__Description of the task__.
Below are the records. Gather each line that holds "iMac".

__Data to use__.
============================================================

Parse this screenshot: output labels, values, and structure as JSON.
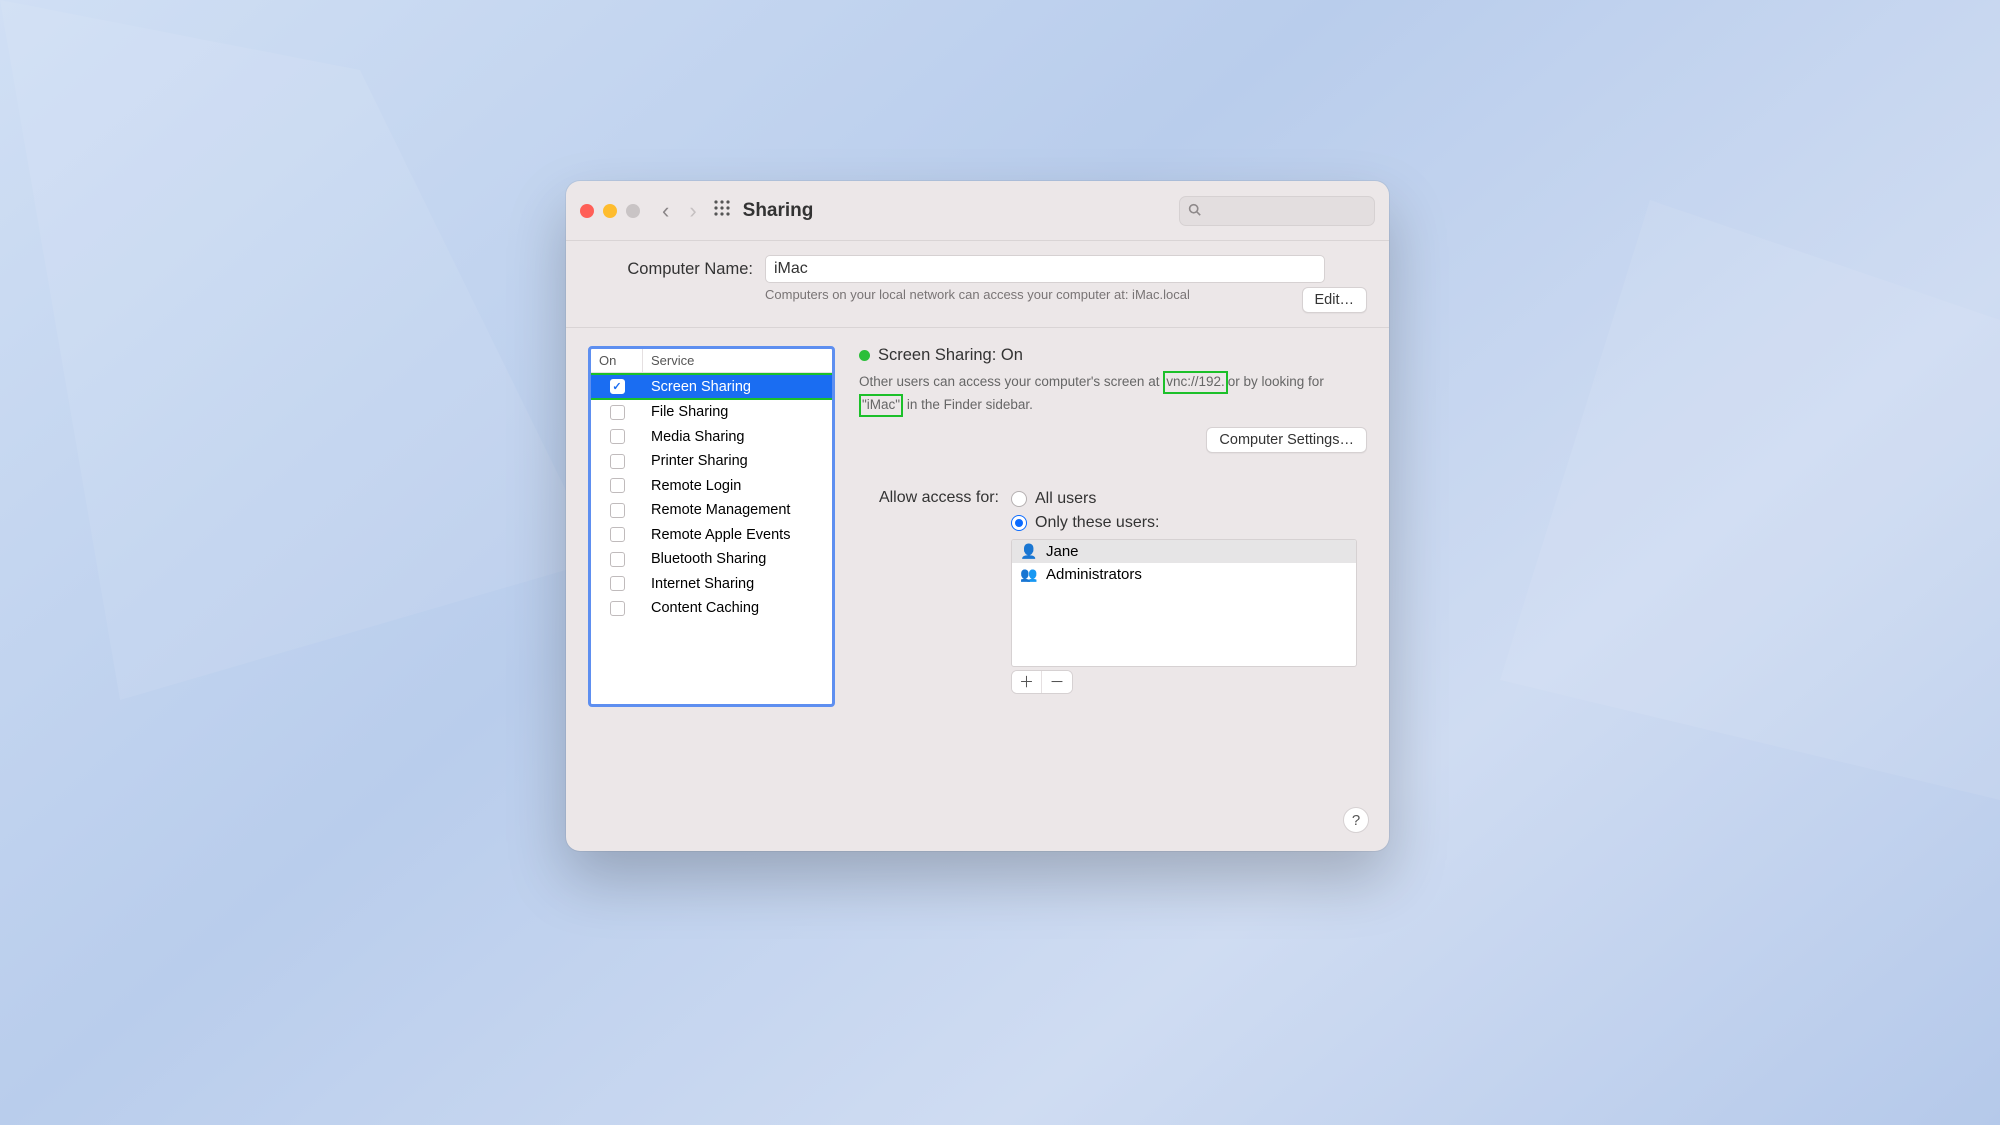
{
  "window": {
    "title": "Sharing"
  },
  "search": {
    "placeholder": ""
  },
  "computer_name": {
    "label": "Computer Name:",
    "value": "iMac",
    "subtext": "Computers on your local network can access your computer at: iMac.local",
    "edit_label": "Edit…"
  },
  "services": {
    "header_on": "On",
    "header_service": "Service",
    "items": [
      {
        "label": "Screen Sharing",
        "checked": true,
        "selected": true
      },
      {
        "label": "File Sharing",
        "checked": false,
        "selected": false
      },
      {
        "label": "Media Sharing",
        "checked": false,
        "selected": false
      },
      {
        "label": "Printer Sharing",
        "checked": false,
        "selected": false
      },
      {
        "label": "Remote Login",
        "checked": false,
        "selected": false
      },
      {
        "label": "Remote Management",
        "checked": false,
        "selected": false
      },
      {
        "label": "Remote Apple Events",
        "checked": false,
        "selected": false
      },
      {
        "label": "Bluetooth Sharing",
        "checked": false,
        "selected": false
      },
      {
        "label": "Internet Sharing",
        "checked": false,
        "selected": false
      },
      {
        "label": "Content Caching",
        "checked": false,
        "selected": false
      }
    ]
  },
  "status": {
    "title": "Screen Sharing: On",
    "desc_pre": "Other users can access your computer's screen at ",
    "highlight1": "vnc://192.",
    "desc_mid": "or by looking for ",
    "highlight2": "\"iMac\"",
    "desc_post": " in the Finder sidebar.",
    "settings_label": "Computer Settings…"
  },
  "access": {
    "label": "Allow access for:",
    "option_all": "All users",
    "option_only": "Only these users:",
    "selected": "only",
    "users": [
      {
        "name": "Jane",
        "icon": "person",
        "selected": true
      },
      {
        "name": "Administrators",
        "icon": "group",
        "selected": false
      }
    ]
  },
  "help": {
    "label": "?"
  }
}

============================================================

__Solution below__.
    "value": "iMac",
    "subtext": "Computers on your local network can access your computer at: iMac.local",
    "highlight2": "\"iMac\"",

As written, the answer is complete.